**The request**
The entries below are to be written out again without alteration.
-- BEGIN Data entries --
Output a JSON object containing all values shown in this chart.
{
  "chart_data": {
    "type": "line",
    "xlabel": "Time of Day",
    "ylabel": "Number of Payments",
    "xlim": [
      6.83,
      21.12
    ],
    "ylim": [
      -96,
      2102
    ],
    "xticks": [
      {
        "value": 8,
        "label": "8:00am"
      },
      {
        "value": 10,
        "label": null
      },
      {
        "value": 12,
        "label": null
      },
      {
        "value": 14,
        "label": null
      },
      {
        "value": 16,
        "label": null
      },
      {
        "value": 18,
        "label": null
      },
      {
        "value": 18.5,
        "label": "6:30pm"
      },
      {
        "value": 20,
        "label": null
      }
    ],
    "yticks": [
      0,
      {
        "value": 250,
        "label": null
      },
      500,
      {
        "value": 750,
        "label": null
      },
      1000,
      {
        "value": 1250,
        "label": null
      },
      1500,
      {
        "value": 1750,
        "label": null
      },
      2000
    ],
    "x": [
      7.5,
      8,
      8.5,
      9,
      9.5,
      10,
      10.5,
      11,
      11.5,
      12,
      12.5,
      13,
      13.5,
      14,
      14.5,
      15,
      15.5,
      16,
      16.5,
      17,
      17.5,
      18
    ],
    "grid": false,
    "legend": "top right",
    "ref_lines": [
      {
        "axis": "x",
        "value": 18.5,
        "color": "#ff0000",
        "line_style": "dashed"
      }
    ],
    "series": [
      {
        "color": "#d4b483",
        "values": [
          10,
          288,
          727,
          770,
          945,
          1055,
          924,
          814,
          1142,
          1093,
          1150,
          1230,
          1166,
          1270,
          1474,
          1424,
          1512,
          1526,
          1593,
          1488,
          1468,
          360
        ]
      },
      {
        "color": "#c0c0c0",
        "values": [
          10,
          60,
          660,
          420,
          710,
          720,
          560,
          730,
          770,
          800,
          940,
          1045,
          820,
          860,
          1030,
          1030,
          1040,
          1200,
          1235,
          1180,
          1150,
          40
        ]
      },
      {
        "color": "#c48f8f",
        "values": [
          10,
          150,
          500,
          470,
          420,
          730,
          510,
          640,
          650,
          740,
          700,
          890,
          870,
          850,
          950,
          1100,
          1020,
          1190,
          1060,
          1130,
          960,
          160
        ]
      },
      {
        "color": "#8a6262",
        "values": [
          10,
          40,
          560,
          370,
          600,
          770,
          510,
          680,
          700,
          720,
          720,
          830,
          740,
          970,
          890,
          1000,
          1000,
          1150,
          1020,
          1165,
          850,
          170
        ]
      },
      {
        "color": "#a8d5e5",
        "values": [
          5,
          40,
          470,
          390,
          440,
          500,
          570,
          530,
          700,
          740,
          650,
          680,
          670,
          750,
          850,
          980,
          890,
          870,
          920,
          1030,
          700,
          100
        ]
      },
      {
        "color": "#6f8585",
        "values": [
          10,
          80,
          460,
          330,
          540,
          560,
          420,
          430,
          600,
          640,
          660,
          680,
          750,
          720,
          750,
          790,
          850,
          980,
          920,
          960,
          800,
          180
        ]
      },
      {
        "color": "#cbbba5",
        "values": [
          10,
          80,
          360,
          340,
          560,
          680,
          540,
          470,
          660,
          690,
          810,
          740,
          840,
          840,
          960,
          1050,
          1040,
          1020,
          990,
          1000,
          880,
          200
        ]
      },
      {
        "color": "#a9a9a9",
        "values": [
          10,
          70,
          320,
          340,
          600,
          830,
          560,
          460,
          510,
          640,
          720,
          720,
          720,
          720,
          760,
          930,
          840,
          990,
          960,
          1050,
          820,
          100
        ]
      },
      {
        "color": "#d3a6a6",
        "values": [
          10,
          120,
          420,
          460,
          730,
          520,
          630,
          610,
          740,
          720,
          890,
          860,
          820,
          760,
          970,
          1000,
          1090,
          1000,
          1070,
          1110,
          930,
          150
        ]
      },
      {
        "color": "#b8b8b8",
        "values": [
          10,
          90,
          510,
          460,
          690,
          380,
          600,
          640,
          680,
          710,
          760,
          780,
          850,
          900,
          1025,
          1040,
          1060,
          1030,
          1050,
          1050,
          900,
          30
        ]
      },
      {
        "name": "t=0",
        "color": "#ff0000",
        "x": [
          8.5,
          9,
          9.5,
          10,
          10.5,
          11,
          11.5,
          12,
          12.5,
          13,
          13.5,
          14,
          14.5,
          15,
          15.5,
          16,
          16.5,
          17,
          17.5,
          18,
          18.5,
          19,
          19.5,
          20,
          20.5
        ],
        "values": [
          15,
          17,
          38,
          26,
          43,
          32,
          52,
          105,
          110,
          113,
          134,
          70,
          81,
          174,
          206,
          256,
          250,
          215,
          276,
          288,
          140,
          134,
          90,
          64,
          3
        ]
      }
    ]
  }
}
-- END Data entries --
**Output of the task**
Output a JSON object containing all values shown in this chart.
{
  "chart_data": {
    "type": "line",
    "xlabel": "Time of Day",
    "ylabel": "Number of Payments",
    "xlim": [
      6.83,
      21.12
    ],
    "ylim": [
      -96,
      2102
    ],
    "xticks": [
      {
        "value": 8,
        "label": "8:00am"
      },
      {
        "value": 10,
        "label": null
      },
      {
        "value": 12,
        "label": null
      },
      {
        "value": 14,
        "label": null
      },
      {
        "value": 16,
        "label": null
      },
      {
        "value": 18,
        "label": null
      },
      {
        "value": 18.5,
        "label": "6:30pm"
      },
      {
        "value": 20,
        "label": null
      }
    ],
    "yticks": [
      0,
      {
        "value": 250,
        "label": null
      },
      500,
      {
        "value": 750,
        "label": null
      },
      1000,
      {
        "value": 1250,
        "label": null
      },
      1500,
      {
        "value": 1750,
        "label": null
      },
      2000
    ],
    "x": [
      7.5,
      8,
      8.5,
      9,
      9.5,
      10,
      10.5,
      11,
      11.5,
      12,
      12.5,
      13,
      13.5,
      14,
      14.5,
      15,
      15.5,
      16,
      16.5,
      17,
      17.5,
      18
    ],
    "grid": false,
    "legend": "top right",
    "ref_lines": [
      {
        "axis": "x",
        "value": 18.5,
        "color": "#ff0000",
        "line_style": "dashed"
      }
    ],
    "series": [
      {
        "color": "#d4b483",
        "values": [
          10,
          288,
          727,
          770,
          945,
          1055,
          924,
          814,
          1142,
          1093,
          1150,
          1230,
          1166,
          1270,
          1474,
          1424,
          1512,
          1526,
          1593,
          1488,
          1468,
          360
        ]
      },
      {
        "color": "#c0c0c0",
        "values": [
          10,
          60,
          660,
          420,
          710,
          720,
          560,
          730,
          770,
          800,
          940,
          1045,
          820,
          860,
          1030,
          1030,
          1040,
          1200,
          1235,
          1180,
          1150,
          40
        ]
      },
      {
        "color": "#c48f8f",
        "values": [
          10,
          150,
          500,
          470,
          420,
          730,
          510,
          640,
          650,
          740,
          700,
          890,
          870,
          850,
          950,
          1100,
          1020,
          1190,
          1060,
          1130,
          960,
          160
        ]
      },
      {
        "color": "#8a6262",
        "values": [
          10,
          40,
          560,
          370,
          600,
          770,
          510,
          680,
          700,
          720,
          720,
          830,
          740,
          970,
          890,
          1000,
          1000,
          1150,
          1020,
          1165,
          850,
          170
        ]
      },
      {
        "color": "#a8d5e5",
        "values": [
          5,
          40,
          470,
          390,
          440,
          500,
          570,
          530,
          700,
          740,
          650,
          680,
          670,
          750,
          850,
          980,
          890,
          870,
          920,
          1030,
          700,
          100
        ]
      },
      {
        "color": "#6f8585",
        "values": [
          10,
          80,
          460,
          330,
          540,
          560,
          420,
          430,
          600,
          640,
          660,
          680,
          750,
          720,
          750,
          790,
          850,
          980,
          920,
          960,
          800,
          180
        ]
      },
      {
        "color": "#cbbba5",
        "values": [
          10,
          80,
          360,
          340,
          560,
          680,
          540,
          470,
          660,
          690,
          810,
          740,
          840,
          840,
          960,
          1050,
          1040,
          1020,
          990,
          1000,
          880,
          200
        ]
      },
      {
        "color": "#a9a9a9",
        "values": [
          10,
          70,
          320,
          340,
          600,
          830,
          560,
          460,
          510,
          640,
          720,
          720,
          720,
          720,
          760,
          930,
          840,
          990,
          960,
          1050,
          820,
          100
        ]
      },
      {
        "color": "#d3a6a6",
        "values": [
          10,
          120,
          420,
          460,
          730,
          520,
          630,
          610,
          740,
          720,
          890,
          860,
          820,
          760,
          970,
          1000,
          1090,
          1000,
          1070,
          1110,
          930,
          150
        ]
      },
      {
        "color": "#b8b8b8",
        "values": [
          10,
          90,
          510,
          460,
          690,
          380,
          600,
          640,
          680,
          710,
          760,
          780,
          850,
          900,
          1025,
          1040,
          1060,
          1030,
          1050,
          1050,
          900,
          30
        ]
      },
      {
        "name": "t=0",
        "color": "#ff0000",
        "x": [
          8.5,
          9,
          9.5,
          10,
          10.5,
          11,
          11.5,
          12,
          12.5,
          13,
          13.5,
          14,
          14.5,
          15,
          15.5,
          16,
          16.5,
          17,
          17.5,
          18,
          18.5,
          19,
          19.5,
          20,
          20.5
        ],
        "values": [
          15,
          17,
          38,
          26,
          43,
          32,
          52,
          105,
          110,
          113,
          134,
          70,
          81,
          174,
          206,
          256,
          250,
          215,
          276,
          288,
          140,
          134,
          90,
          64,
          3
        ]
      }
    ]
  }
}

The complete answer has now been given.